Exercise requirements: Select and reproduce each line of the listing below that bears the string "chevron".

—————

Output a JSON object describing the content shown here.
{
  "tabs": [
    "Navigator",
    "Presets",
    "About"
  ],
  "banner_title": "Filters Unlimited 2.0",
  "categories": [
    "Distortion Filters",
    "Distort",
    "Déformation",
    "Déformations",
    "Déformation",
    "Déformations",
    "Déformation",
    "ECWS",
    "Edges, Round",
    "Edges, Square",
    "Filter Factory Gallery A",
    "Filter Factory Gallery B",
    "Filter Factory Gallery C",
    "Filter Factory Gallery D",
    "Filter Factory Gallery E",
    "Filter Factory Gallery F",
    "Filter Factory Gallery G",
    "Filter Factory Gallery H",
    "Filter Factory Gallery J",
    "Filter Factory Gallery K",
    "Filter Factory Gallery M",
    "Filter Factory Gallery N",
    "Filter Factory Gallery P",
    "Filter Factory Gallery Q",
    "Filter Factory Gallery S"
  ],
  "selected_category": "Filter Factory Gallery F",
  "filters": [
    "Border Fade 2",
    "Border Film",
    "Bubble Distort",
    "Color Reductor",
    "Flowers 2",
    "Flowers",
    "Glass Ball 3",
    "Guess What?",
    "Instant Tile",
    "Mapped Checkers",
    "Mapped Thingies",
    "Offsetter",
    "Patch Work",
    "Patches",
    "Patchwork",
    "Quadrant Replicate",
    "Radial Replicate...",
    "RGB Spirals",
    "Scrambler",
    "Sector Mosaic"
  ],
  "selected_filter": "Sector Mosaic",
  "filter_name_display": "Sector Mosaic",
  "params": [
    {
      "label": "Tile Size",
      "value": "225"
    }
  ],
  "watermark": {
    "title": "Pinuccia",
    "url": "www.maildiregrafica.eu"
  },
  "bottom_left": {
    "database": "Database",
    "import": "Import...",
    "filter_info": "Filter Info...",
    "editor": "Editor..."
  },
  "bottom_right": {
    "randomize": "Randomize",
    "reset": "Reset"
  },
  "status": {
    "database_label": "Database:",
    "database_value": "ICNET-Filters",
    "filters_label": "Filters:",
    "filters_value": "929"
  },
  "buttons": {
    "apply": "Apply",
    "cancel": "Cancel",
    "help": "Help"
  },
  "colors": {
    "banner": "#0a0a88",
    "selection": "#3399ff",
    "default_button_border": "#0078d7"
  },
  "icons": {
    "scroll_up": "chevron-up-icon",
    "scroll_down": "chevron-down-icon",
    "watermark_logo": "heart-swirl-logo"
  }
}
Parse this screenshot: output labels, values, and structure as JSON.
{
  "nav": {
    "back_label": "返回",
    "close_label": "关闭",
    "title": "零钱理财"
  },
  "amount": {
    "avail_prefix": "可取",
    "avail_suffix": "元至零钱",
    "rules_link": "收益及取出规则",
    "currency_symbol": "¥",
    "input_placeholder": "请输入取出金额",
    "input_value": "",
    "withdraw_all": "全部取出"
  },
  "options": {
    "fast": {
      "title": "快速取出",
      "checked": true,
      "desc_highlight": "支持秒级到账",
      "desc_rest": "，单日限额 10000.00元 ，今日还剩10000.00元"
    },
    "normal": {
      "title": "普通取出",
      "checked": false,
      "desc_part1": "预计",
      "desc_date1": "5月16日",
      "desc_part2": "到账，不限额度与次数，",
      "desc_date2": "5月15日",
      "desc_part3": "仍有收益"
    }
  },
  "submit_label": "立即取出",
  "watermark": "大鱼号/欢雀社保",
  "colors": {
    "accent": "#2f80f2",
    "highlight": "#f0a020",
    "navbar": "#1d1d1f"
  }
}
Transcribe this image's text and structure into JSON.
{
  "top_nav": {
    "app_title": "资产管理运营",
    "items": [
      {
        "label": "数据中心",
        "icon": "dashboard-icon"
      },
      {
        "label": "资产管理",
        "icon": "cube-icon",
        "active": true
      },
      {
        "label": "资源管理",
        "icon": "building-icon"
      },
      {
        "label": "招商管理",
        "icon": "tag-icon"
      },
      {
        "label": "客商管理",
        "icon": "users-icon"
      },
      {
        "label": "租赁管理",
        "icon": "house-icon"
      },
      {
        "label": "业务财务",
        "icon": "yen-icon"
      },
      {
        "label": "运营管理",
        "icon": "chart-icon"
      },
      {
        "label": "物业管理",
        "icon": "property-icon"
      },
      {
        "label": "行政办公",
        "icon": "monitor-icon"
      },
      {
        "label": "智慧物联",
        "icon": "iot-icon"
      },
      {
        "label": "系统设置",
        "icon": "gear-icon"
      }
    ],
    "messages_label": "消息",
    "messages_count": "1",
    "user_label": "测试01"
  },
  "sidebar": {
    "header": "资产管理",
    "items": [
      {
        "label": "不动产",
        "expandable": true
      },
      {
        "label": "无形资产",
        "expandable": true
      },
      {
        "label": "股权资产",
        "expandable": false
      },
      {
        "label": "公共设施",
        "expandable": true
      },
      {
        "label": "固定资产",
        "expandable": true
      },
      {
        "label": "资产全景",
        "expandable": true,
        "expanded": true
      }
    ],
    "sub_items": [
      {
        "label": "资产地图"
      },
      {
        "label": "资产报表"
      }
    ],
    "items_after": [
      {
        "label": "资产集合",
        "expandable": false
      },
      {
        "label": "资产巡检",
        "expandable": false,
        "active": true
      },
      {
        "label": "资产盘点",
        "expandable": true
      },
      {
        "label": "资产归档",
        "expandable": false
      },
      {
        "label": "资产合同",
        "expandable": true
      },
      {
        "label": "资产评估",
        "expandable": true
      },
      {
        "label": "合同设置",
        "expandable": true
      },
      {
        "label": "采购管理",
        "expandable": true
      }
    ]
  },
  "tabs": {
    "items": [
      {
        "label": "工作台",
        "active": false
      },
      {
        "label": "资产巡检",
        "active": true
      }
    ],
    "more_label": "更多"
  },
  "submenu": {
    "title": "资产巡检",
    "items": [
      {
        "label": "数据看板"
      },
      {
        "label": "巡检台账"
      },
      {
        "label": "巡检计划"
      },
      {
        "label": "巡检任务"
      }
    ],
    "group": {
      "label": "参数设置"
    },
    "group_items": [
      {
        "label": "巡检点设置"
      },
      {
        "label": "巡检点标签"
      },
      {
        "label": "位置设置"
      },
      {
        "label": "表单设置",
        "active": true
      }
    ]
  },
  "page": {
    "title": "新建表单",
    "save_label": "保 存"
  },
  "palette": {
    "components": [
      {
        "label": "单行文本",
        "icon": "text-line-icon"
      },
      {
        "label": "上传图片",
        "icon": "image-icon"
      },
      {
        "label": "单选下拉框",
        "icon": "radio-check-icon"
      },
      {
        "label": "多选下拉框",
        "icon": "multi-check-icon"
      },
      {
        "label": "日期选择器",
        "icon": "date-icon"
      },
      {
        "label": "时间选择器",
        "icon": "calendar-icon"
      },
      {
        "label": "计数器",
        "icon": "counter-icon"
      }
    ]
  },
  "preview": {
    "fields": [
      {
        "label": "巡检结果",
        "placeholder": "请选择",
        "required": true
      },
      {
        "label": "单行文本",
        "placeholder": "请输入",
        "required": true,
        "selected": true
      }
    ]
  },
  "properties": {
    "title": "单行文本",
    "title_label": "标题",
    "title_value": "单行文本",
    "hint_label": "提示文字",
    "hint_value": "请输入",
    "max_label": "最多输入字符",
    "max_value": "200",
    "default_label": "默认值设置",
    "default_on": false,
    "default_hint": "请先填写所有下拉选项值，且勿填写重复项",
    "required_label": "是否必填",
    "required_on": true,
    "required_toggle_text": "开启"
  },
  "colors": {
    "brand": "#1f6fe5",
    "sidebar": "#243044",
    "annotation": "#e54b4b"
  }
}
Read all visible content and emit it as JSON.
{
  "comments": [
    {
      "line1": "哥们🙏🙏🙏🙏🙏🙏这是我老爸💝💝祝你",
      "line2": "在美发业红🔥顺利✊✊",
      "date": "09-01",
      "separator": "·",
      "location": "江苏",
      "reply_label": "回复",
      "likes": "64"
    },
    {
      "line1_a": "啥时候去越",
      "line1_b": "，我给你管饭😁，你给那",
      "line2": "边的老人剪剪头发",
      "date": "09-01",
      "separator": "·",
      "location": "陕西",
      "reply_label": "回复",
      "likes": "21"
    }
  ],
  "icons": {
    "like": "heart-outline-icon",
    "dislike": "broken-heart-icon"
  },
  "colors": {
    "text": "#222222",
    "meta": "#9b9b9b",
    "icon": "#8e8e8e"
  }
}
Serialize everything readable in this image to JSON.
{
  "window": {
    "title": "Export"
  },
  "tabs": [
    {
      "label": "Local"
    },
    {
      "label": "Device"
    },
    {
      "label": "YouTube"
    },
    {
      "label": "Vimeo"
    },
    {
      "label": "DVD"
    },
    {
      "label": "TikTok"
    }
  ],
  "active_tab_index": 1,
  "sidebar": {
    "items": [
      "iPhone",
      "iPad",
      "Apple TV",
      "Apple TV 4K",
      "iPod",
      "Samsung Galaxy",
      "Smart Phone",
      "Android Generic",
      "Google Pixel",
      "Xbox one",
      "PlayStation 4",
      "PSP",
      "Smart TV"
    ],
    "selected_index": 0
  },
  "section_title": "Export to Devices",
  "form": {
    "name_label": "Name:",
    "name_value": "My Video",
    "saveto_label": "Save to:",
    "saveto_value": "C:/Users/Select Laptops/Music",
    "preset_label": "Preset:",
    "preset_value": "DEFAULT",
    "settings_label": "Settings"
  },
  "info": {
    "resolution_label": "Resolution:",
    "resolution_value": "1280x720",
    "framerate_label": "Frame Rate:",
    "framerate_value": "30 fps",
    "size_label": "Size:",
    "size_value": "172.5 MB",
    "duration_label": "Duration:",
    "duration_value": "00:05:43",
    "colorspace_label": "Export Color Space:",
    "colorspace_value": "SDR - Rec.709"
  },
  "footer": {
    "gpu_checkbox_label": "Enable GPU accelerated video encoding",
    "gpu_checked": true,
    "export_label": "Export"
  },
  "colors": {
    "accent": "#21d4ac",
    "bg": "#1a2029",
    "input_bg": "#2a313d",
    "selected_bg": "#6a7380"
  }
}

—————

Answer below:
    "scroll_up": "chevron-up-icon",
    "scroll_down": "chevron-down-icon",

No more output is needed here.